* [WORK TO DO]: Each record is to be printed again precisely as it reads.

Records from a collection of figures

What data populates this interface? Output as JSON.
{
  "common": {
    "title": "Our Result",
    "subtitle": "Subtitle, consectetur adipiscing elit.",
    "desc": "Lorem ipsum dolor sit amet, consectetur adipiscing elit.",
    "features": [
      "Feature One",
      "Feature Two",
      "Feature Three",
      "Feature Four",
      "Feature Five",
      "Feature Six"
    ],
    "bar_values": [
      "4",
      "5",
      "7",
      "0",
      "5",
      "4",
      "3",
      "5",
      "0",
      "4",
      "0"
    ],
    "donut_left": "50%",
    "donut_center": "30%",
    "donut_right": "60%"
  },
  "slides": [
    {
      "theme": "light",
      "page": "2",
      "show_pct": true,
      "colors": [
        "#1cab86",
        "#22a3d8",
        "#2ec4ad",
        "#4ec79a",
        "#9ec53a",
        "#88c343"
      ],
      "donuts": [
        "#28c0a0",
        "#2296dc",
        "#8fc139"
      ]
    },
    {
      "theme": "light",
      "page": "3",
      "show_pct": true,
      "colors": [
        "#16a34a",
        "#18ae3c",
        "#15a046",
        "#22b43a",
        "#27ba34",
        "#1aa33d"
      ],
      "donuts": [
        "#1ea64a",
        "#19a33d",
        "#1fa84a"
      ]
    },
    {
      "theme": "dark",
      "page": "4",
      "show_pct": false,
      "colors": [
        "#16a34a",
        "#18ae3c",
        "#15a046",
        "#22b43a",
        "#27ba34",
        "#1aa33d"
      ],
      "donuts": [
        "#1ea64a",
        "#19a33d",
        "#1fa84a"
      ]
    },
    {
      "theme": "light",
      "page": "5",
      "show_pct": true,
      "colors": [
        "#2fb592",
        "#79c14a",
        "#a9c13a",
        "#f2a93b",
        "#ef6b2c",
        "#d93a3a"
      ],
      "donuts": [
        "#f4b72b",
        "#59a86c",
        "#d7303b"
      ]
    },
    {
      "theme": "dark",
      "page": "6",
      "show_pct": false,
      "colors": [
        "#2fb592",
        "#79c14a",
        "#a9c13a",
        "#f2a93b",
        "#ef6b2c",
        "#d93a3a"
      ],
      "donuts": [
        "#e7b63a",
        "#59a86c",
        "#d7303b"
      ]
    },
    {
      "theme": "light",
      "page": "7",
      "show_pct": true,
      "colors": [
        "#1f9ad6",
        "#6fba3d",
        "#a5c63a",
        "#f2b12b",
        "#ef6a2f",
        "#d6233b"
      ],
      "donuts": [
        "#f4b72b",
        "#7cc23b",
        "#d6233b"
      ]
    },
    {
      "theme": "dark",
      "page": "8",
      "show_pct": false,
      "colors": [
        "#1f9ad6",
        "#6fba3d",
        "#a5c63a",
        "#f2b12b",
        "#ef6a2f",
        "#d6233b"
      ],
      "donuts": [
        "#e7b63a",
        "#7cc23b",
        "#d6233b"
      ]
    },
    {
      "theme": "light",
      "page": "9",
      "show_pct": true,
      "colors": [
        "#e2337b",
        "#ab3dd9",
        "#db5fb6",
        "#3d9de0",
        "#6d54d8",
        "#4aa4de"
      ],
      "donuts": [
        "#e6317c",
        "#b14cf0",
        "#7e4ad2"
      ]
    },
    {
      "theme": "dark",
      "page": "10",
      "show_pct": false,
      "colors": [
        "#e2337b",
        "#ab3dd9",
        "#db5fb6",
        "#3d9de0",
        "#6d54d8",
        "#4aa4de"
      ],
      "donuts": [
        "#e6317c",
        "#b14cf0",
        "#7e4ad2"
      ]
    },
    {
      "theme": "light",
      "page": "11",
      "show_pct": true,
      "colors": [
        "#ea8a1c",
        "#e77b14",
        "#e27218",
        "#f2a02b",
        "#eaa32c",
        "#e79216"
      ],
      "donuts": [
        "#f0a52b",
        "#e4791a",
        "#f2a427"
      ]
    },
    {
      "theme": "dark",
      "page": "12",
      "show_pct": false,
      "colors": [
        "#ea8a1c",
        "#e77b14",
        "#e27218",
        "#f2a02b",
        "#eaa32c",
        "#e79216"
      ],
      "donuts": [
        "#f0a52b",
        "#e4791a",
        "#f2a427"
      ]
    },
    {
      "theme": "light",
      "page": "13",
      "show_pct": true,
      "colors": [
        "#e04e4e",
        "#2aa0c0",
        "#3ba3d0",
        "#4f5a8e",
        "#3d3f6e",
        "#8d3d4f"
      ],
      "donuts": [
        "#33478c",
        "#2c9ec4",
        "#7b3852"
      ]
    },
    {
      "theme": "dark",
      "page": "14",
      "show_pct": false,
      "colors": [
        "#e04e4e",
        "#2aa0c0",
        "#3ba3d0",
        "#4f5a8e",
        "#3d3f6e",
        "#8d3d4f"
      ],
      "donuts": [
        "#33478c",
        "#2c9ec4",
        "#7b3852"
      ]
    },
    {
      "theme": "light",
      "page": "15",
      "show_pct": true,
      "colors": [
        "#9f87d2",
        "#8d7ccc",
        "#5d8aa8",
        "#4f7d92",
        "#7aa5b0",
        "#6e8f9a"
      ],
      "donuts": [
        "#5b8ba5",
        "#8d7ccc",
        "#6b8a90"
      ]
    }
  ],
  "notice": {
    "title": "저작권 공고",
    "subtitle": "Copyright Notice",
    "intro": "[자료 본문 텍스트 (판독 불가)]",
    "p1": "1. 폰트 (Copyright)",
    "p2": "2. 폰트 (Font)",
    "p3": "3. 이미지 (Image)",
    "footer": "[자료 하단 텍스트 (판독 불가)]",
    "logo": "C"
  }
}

* [ANSWER FOR THIS EXERCISE]:
What data populates this interface? Output as JSON.
{
  "common": {
    "title": "Our Result",
    "subtitle": "Subtitle, consectetur adipiscing elit.",
    "desc": "Lorem ipsum dolor sit amet, consectetur adipiscing elit.",
    "features": [
      "Feature One",
      "Feature Two",
      "Feature Three",
      "Feature Four",
      "Feature Five",
      "Feature Six"
    ],
    "bar_values": [
      "4",
      "5",
      "7",
      "0",
      "5",
      "4",
      "3",
      "5",
      "0",
      "4",
      "0"
    ],
    "donut_left": "50%",
    "donut_center": "30%",
    "donut_right": "60%"
  },
  "slides": [
    {
      "theme": "light",
      "page": "2",
      "show_pct": true,
      "colors": [
        "#1cab86",
        "#22a3d8",
        "#2ec4ad",
        "#4ec79a",
        "#9ec53a",
        "#88c343"
      ],
      "donuts": [
        "#28c0a0",
        "#2296dc",
        "#8fc139"
      ]
    },
    {
      "theme": "light",
      "page": "3",
      "show_pct": true,
      "colors": [
        "#16a34a",
        "#18ae3c",
        "#15a046",
        "#22b43a",
        "#27ba34",
        "#1aa33d"
      ],
      "donuts": [
        "#1ea64a",
        "#19a33d",
        "#1fa84a"
      ]
    },
    {
      "theme": "dark",
      "page": "4",
      "show_pct": false,
      "colors": [
        "#16a34a",
        "#18ae3c",
        "#15a046",
        "#22b43a",
        "#27ba34",
        "#1aa33d"
      ],
      "donuts": [
        "#1ea64a",
        "#19a33d",
        "#1fa84a"
      ]
    },
    {
      "theme": "light",
      "page": "5",
      "show_pct": true,
      "colors": [
        "#2fb592",
        "#79c14a",
        "#a9c13a",
        "#f2a93b",
        "#ef6b2c",
        "#d93a3a"
      ],
      "donuts": [
        "#f4b72b",
        "#59a86c",
        "#d7303b"
      ]
    },
    {
      "theme": "dark",
      "page": "6",
      "show_pct": false,
      "colors": [
        "#2fb592",
        "#79c14a",
        "#a9c13a",
        "#f2a93b",
        "#ef6b2c",
        "#d93a3a"
      ],
      "donuts": [
        "#e7b63a",
        "#59a86c",
        "#d7303b"
      ]
    },
    {
      "theme": "light",
      "page": "7",
      "show_pct": true,
      "colors": [
        "#1f9ad6",
        "#6fba3d",
        "#a5c63a",
        "#f2b12b",
        "#ef6a2f",
        "#d6233b"
      ],
      "donuts": [
        "#f4b72b",
        "#7cc23b",
        "#d6233b"
      ]
    },
    {
      "theme": "dark",
      "page": "8",
      "show_pct": false,
      "colors": [
        "#1f9ad6",
        "#6fba3d",
        "#a5c63a",
        "#f2b12b",
        "#ef6a2f",
        "#d6233b"
      ],
      "donuts": [
        "#e7b63a",
        "#7cc23b",
        "#d6233b"
      ]
    },
    {
      "theme": "light",
      "page": "9",
      "show_pct": true,
      "colors": [
        "#e2337b",
        "#ab3dd9",
        "#db5fb6",
        "#3d9de0",
        "#6d54d8",
        "#4aa4de"
      ],
      "donuts": [
        "#e6317c",
        "#b14cf0",
        "#7e4ad2"
      ]
    },
    {
      "theme": "dark",
      "page": "10",
      "show_pct": false,
      "colors": [
        "#e2337b",
        "#ab3dd9",
        "#db5fb6",
        "#3d9de0",
        "#6d54d8",
        "#4aa4de"
      ],
      "donuts": [
        "#e6317c",
        "#b14cf0",
        "#7e4ad2"
      ]
    },
    {
      "theme": "light",
      "page": "11",
      "show_pct": true,
      "colors": [
        "#ea8a1c",
        "#e77b14",
        "#e27218",
        "#f2a02b",
        "#eaa32c",
        "#e79216"
      ],
      "donuts": [
        "#f0a52b",
        "#e4791a",
        "#f2a427"
      ]
    },
    {
      "theme": "dark",
      "page": "12",
      "show_pct": false,
      "colors": [
        "#ea8a1c",
        "#e77b14",
        "#e27218",
        "#f2a02b",
        "#eaa32c",
        "#e79216"
      ],
      "donuts": [
        "#f0a52b",
        "#e4791a",
        "#f2a427"
      ]
    },
    {
      "theme": "light",
      "page": "13",
      "show_pct": true,
      "colors": [
        "#e04e4e",
        "#2aa0c0",
        "#3ba3d0",
        "#4f5a8e",
        "#3d3f6e",
        "#8d3d4f"
      ],
      "donuts": [
        "#33478c",
        "#2c9ec4",
        "#7b3852"
      ]
    },
    {
      "theme": "dark",
      "page": "14",
      "show_pct": false,
      "colors": [
        "#e04e4e",
        "#2aa0c0",
        "#3ba3d0",
        "#4f5a8e",
        "#3d3f6e",
        "#8d3d4f"
      ],
      "donuts": [
        "#33478c",
        "#2c9ec4",
        "#7b3852"
      ]
    },
    {
      "theme": "light",
      "page": "15",
      "show_pct": true,
      "colors": [
        "#9f87d2",
        "#8d7ccc",
        "#5d8aa8",
        "#4f7d92",
        "#7aa5b0",
        "#6e8f9a"
      ],
      "donuts": [
        "#5b8ba5",
        "#8d7ccc",
        "#6b8a90"
      ]
    }
  ],
  "notice": {
    "title": "저작권 공고",
    "subtitle": "Copyright Notice",
    "intro": "[자료 본문 텍스트 (판독 불가)]",
    "p1": "1. 폰트 (Copyright)",
    "p2": "2. 폰트 (Font)",
    "p3": "3. 이미지 (Image)",
    "footer": "[자료 하단 텍스트 (판독 불가)]",
    "logo": "C"
  }
}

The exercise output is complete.